### Task prompt
Rewrite the items from the start through the line containing "t3-h-signal: 定位信号 (321, 1149, 382, 1167)", changing "AC230" to "AC 230 V" and leaving everything else as it is.

### Data for processing
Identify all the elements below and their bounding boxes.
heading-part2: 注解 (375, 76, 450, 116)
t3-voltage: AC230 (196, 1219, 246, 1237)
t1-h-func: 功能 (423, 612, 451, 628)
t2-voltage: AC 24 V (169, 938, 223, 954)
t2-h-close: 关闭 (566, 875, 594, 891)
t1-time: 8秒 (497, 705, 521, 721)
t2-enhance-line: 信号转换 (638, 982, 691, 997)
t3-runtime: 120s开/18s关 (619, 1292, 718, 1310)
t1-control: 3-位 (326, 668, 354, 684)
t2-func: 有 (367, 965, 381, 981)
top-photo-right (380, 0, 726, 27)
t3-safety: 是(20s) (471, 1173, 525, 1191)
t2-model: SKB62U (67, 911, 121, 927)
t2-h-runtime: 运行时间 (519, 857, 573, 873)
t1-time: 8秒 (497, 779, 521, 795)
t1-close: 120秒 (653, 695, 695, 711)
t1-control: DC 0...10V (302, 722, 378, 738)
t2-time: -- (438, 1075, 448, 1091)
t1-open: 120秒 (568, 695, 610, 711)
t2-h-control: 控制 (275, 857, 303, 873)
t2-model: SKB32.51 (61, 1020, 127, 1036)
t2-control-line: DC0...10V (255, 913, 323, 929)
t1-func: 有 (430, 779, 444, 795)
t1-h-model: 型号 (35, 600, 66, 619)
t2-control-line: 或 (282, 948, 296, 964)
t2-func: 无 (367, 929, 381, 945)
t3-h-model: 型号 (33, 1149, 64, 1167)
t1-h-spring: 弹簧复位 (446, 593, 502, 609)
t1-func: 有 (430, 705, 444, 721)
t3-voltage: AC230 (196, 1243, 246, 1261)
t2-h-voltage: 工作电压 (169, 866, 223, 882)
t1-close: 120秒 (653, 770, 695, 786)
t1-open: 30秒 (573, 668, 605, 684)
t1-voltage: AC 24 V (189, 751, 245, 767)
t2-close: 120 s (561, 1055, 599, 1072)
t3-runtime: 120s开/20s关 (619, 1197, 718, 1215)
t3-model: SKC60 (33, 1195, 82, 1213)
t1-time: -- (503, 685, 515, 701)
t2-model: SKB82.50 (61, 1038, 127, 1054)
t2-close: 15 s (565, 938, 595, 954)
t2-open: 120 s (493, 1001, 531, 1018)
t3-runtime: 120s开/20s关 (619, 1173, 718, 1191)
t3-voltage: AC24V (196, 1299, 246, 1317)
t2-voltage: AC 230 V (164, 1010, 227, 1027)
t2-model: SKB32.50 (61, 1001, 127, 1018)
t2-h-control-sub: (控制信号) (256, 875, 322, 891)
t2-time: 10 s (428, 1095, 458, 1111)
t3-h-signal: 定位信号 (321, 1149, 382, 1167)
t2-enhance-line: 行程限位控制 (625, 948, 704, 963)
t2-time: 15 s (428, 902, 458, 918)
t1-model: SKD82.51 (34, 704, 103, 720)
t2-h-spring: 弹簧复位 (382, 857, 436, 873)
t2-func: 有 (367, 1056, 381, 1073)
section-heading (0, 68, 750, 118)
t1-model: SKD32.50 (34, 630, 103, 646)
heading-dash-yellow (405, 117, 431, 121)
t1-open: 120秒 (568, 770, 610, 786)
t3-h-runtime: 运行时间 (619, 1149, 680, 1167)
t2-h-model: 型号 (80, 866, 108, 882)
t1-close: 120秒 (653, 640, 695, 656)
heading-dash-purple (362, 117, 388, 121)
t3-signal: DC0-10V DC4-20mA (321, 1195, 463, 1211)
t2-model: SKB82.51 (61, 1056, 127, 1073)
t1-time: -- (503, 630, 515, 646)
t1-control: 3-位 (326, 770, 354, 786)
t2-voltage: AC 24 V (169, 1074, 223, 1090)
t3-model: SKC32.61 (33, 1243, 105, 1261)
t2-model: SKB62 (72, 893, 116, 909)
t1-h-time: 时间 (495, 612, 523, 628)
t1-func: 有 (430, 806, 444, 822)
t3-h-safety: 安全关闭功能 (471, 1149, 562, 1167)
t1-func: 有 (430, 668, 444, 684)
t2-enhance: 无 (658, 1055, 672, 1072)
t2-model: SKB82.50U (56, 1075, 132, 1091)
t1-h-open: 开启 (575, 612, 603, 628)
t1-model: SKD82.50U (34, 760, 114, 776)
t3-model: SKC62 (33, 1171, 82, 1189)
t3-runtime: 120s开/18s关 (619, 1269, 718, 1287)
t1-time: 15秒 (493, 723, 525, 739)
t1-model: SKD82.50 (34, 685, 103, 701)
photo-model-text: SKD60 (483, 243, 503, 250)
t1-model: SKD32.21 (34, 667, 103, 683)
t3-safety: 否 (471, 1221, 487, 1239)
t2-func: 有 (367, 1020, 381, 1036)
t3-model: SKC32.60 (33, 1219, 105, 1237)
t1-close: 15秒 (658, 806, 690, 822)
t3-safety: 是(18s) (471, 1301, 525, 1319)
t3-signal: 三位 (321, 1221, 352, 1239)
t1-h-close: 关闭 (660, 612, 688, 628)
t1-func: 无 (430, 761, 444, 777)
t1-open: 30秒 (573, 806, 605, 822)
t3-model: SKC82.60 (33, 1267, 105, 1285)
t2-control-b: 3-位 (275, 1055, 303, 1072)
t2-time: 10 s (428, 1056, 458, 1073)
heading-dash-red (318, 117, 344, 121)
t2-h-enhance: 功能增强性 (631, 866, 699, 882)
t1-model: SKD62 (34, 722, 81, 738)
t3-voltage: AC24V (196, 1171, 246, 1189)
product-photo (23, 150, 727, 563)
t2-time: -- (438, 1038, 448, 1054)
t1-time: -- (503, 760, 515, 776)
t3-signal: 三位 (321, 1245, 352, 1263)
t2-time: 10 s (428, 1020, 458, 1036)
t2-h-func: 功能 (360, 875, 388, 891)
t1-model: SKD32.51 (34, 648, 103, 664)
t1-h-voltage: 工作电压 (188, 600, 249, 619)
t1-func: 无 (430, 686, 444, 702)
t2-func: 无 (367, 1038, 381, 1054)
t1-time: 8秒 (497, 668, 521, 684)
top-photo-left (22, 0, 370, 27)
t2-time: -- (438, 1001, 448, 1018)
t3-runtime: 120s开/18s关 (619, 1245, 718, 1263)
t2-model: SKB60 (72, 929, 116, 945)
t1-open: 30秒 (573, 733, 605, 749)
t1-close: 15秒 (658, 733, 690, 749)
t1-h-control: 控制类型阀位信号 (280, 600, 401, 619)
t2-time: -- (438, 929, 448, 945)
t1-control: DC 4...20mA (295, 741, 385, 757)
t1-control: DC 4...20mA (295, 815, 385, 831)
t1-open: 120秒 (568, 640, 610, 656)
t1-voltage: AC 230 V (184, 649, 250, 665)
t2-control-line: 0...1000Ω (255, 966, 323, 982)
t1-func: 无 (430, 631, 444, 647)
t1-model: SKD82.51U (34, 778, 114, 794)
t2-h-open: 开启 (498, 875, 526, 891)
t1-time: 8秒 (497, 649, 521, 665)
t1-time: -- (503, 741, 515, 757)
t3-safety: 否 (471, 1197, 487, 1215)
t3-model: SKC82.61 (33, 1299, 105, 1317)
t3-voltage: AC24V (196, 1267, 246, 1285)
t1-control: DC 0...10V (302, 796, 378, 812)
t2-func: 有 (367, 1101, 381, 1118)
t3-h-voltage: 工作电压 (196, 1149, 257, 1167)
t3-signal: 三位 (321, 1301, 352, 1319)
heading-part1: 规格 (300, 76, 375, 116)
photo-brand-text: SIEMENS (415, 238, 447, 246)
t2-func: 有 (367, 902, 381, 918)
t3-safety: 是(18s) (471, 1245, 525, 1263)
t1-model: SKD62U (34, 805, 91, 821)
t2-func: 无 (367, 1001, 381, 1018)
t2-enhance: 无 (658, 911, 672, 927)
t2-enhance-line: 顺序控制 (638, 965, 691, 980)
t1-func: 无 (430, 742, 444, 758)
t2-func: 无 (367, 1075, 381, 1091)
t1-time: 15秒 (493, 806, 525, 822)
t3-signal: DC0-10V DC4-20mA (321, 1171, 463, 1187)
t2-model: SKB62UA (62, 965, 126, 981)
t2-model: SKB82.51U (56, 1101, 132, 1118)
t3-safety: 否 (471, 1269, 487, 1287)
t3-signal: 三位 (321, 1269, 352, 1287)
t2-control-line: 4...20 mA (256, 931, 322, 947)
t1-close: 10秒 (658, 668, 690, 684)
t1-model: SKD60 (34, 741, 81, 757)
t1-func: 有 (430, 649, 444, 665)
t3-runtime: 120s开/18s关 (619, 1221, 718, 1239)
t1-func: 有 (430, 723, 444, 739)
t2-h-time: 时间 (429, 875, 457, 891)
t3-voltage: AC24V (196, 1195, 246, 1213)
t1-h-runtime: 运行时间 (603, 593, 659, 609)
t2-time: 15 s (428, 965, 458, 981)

### Solution to the problem
Identify all the elements below and their bounding boxes.
heading-part2: 注解 (375, 76, 450, 116)
t3-voltage: AC 230 V (196, 1219, 246, 1237)
t1-h-func: 功能 (423, 612, 451, 628)
t2-voltage: AC 24 V (169, 938, 223, 954)
t2-h-close: 关闭 (566, 875, 594, 891)
t1-time: 8秒 (497, 705, 521, 721)
t2-enhance-line: 信号转换 (638, 982, 691, 997)
t3-runtime: 120s开/18s关 (619, 1292, 718, 1310)
t1-control: 3-位 (326, 668, 354, 684)
t2-func: 有 (367, 965, 381, 981)
top-photo-right (380, 0, 726, 27)
t3-safety: 是(20s) (471, 1173, 525, 1191)
t2-model: SKB62U (67, 911, 121, 927)
t2-h-runtime: 运行时间 (519, 857, 573, 873)
t1-time: 8秒 (497, 779, 521, 795)
t1-close: 120秒 (653, 695, 695, 711)
t1-control: DC 0...10V (302, 722, 378, 738)
t2-time: -- (438, 1075, 448, 1091)
t1-open: 120秒 (568, 695, 610, 711)
t2-h-control: 控制 (275, 857, 303, 873)
t2-model: SKB32.51 (61, 1020, 127, 1036)
t2-control-line: DC0...10V (255, 913, 323, 929)
t1-func: 有 (430, 779, 444, 795)
t1-h-model: 型号 (35, 600, 66, 619)
t2-control-line: 或 (282, 948, 296, 964)
t2-func: 无 (367, 929, 381, 945)
t3-h-model: 型号 (33, 1149, 64, 1167)
t1-h-spring: 弹簧复位 (446, 593, 502, 609)
t1-func: 有 (430, 705, 444, 721)
t3-voltage: AC 230 V (196, 1243, 246, 1261)
t2-h-voltage: 工作电压 (169, 866, 223, 882)
t1-close: 120秒 (653, 770, 695, 786)
t1-open: 30秒 (573, 668, 605, 684)
t1-voltage: AC 24 V (189, 751, 245, 767)
t2-close: 120 s (561, 1055, 599, 1072)
t3-runtime: 120s开/20s关 (619, 1197, 718, 1215)
t3-model: SKC60 (33, 1195, 82, 1213)
t1-time: -- (503, 685, 515, 701)
t2-model: SKB82.50 (61, 1038, 127, 1054)
t2-close: 15 s (565, 938, 595, 954)
t2-open: 120 s (493, 1001, 531, 1018)
t3-runtime: 120s开/20s关 (619, 1173, 718, 1191)
t3-voltage: AC24V (196, 1299, 246, 1317)
t2-voltage: AC 230 V (164, 1010, 227, 1027)
t2-model: SKB32.50 (61, 1001, 127, 1018)
t2-h-control-sub: (控制信号) (256, 875, 322, 891)
t2-time: 10 s (428, 1095, 458, 1111)
t3-h-signal: 定位信号 (321, 1149, 382, 1167)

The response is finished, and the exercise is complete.